[Figure dataset records]
╔══

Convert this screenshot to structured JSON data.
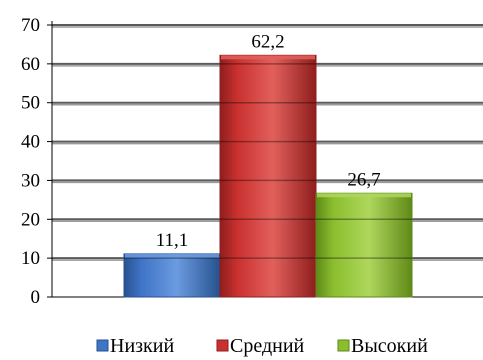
{
  "chart_data": {
    "type": "bar",
    "title": "",
    "xlabel": "",
    "ylabel": "",
    "ylim": [
      0,
      70
    ],
    "yticks": [
      0,
      10,
      20,
      30,
      40,
      50,
      60,
      70
    ],
    "grid": true,
    "legend_position": "bottom",
    "series": [
      {
        "name": "Низкий",
        "value": 11.1,
        "label": "11,1",
        "color": "#3f74c6",
        "dark": "#27528f",
        "light": "#6b9be0"
      },
      {
        "name": "Средний",
        "value": 62.2,
        "label": "62,2",
        "color": "#c9312f",
        "dark": "#8e1e1d",
        "light": "#e2605c"
      },
      {
        "name": "Высокий",
        "value": 26.7,
        "label": "26,7",
        "color": "#8bbe2e",
        "dark": "#5f8a18",
        "light": "#aed75c"
      }
    ]
  }
}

╚══

Copy in full each line that holds the word "color".

■ The completed task:
        "color": "#3f74c6",
        "color": "#c9312f",
        "color": "#8bbe2e",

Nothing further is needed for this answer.